Required tasks:
• 1. In the article on disaster films, which actor plays the father in The Road?
• 2. Extend the article on disaster films, picking up after its last sentence.
╭─ Reading text
Wednesday 13 November 2019

Fire, flood or ice, we love a disaster

John Hillcoat's The Road, which opened nationwide yesterday, is easily the most sophisticated disaster movie you'll ever see, and must go down as the Citizen Kane of an often ropey genre. This may be because the film ignores the disaster itself, and concentrates instead on the human consequences of a global cataclysm.

Based on Cormac McCarthy's acclaimed 2006 novel, the film stars Viggo Mortensen as a father who struggles to keep himself and his young son alive and sane after an unspecified disaster -- it could be nuclear, it might be environmental -- destroys the world's infrastructure and leads to a total social breakdown.

It's grim stuff, as they must avoid gangs of cannibals while they travel across a sunless, treeless landscape, and if ever anyone needed a wake-up call about the possible consequences of global warming, this will do nicely thank you very much. Though a cut above your normal disaster romp, it's only the latest in a series of films that have revived the much-maligned genre.

Late last year Roland Emmerich scored a big hit with 2012, a ridiculously overblown epic about an unfortunate alignment of planets that leads to a devastating global flood.

Despite its wavering quality, it performed very well across the globe, which goes to show that there is still an appetite for this type of end-of-the-world stuff. And in China, 2012 has proved the most successful movie ever. Only a certain number of foreign films a year are granted a cinema release in the People's Republic, but Emmerich's doomsday drama proved an instant hit when unleashed on the Chinese public in mid-November. And by the end of December it had earned a spectacular 460m yuan (around €65m), taking it past James Cameron's Titanic to become the biggest movie in Chinese history.
╰─
╭─ Supplied information
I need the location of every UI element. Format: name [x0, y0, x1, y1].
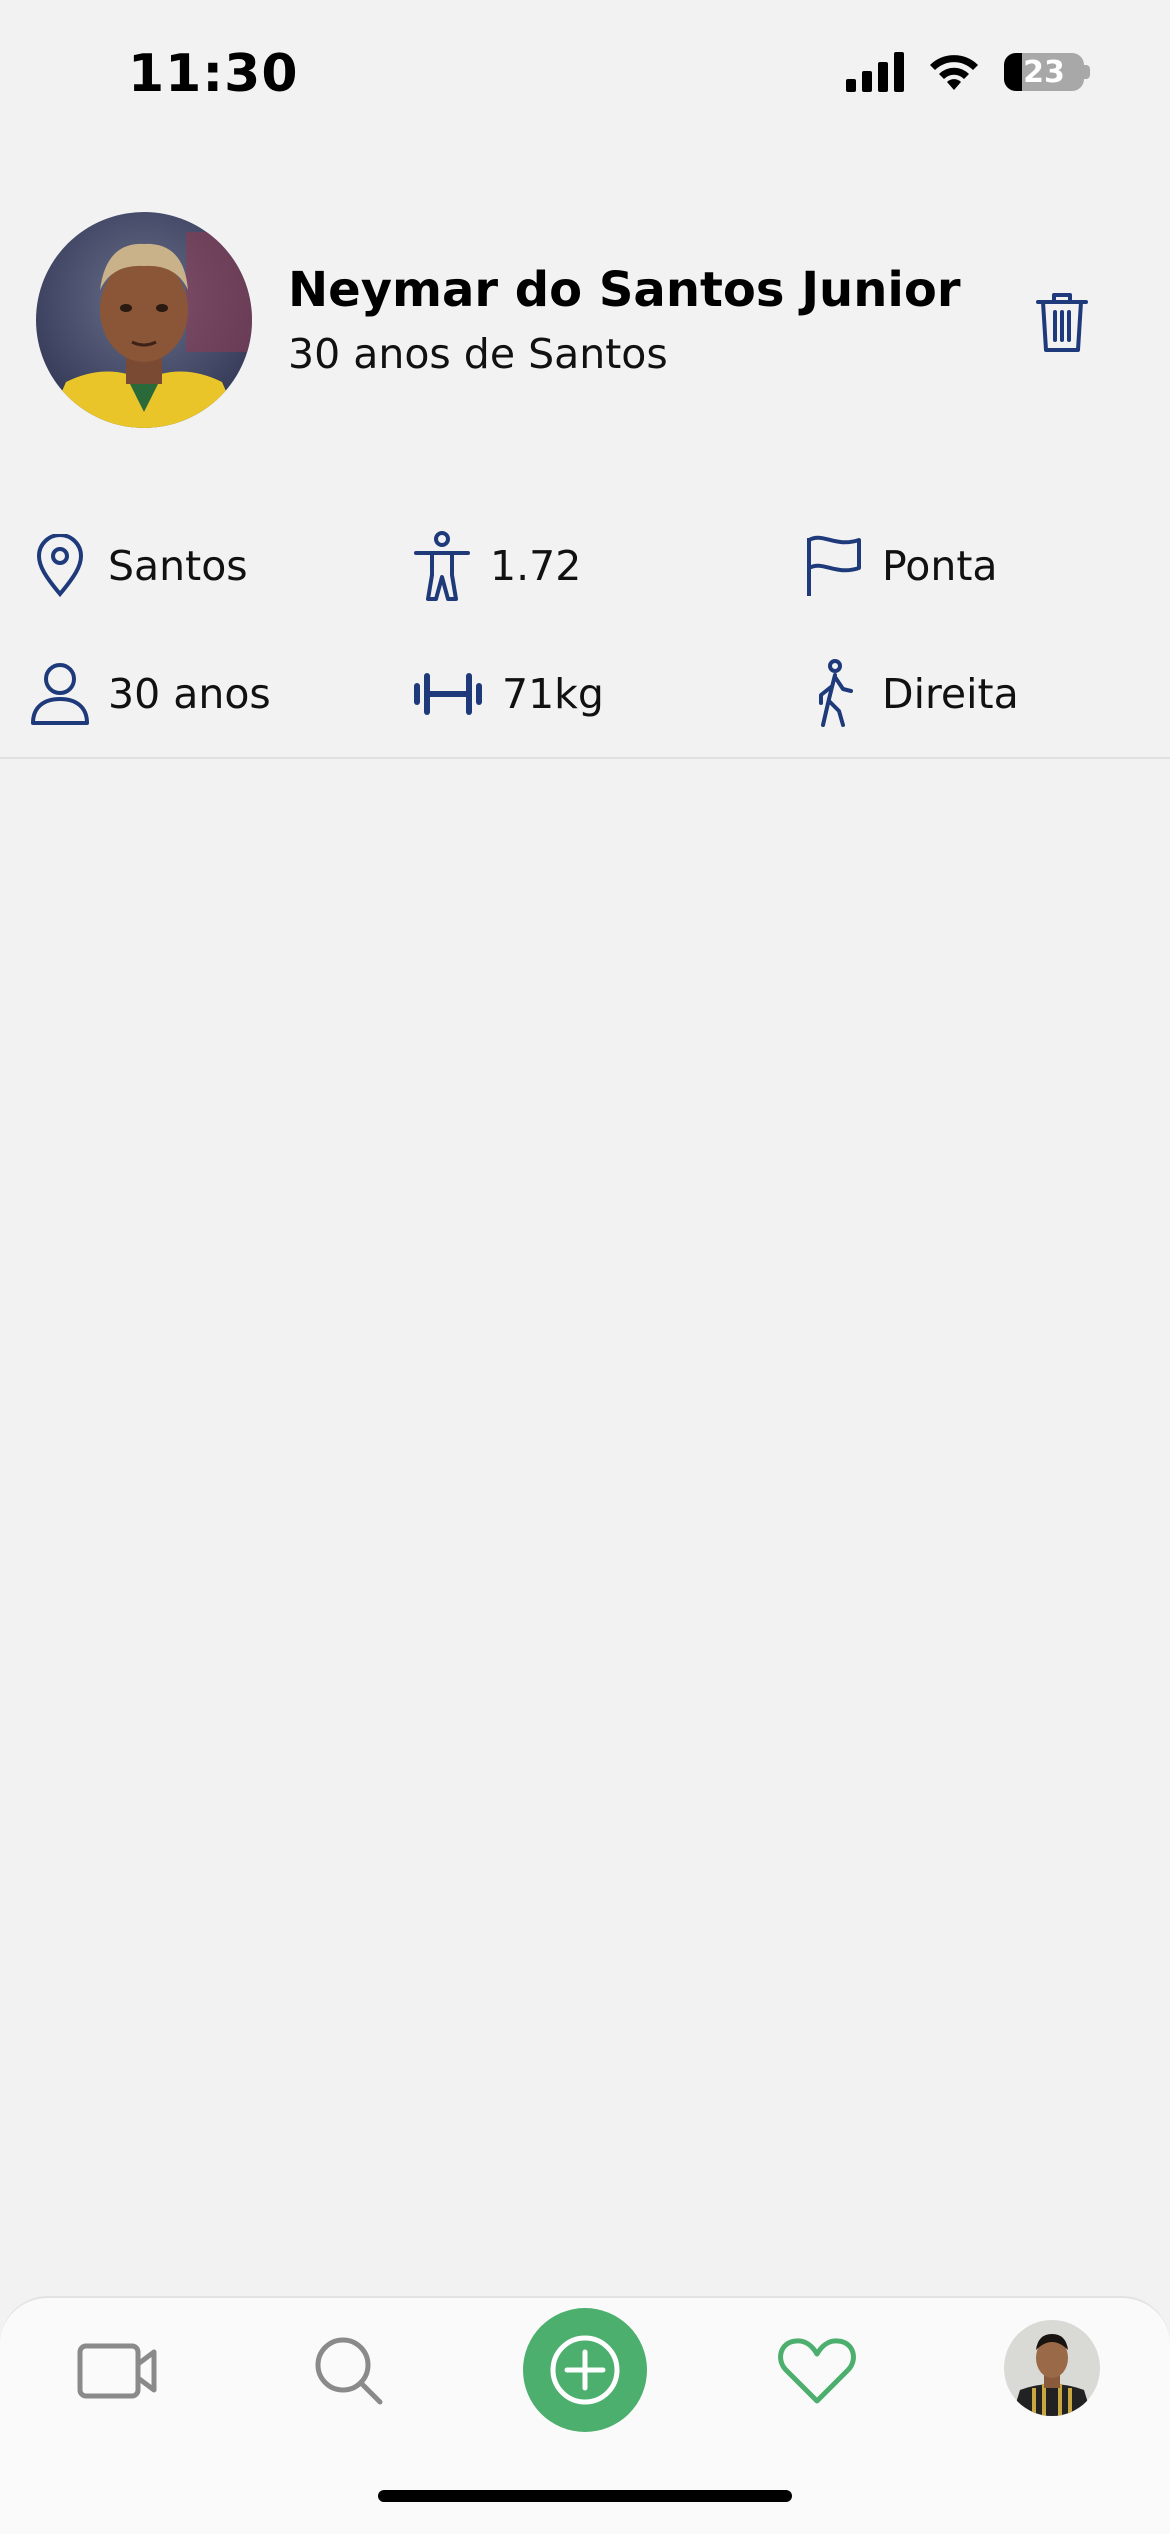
╰─
Exercise results:
• 1. Viggo Mortensen

• 2.
2012's success in China may not be entirely coincidental, as in the film it's the Chinese military who build a series of massive arks in a man-made cavern below the Himalayas that will save a select few from obliteration. But Emmerich's film is only the latest in a long and not very illustrious line of movies that have played on our deepest fears about our planet's uncertain future.

The ill-fated Titanic has inspired a number of disaster movies, including one of the very earliest, Night and Ice (1912), which was released only a year after the legendary liner fulfilled its fatal appointment with an icebreg. Thr bible was another great source of disaster plots, and one of the most accomplished doomsday films of the silent era was Michael Curtiz's Noah's Ark, which starred Myrna Loy and played fast and loose with the great flood as described in the good book.

A flood in the modern era provided the basis for a 1933 film that would prove seminal to the disaster genre. In Deluge, a series of earthquakes in California caused a massive tidal wave that swept east towards New York City. Deluge coined the classic disaster formula of ground-breaking effects and a hero who charges around rescuing desperate females, and Roland Emmerich would later base an entire sequence of his 2004 movie The Day After Tomorrow on the 1933 film.

A 50-foot ape subjected New York to a sustained attack in the 1933 blockbuster King Kong, though unfortunately it was poor Kong who came off worst. Dragged against his express wishes from his idyllic island home to the heart of Manhattan, the ape escaped from a freak show, climbed the Empire State building and began pegging masonry at the rubber-neckers below. RKO made a fortune on the film, which would be remade several times and established the idea of the monster with a heart of gold.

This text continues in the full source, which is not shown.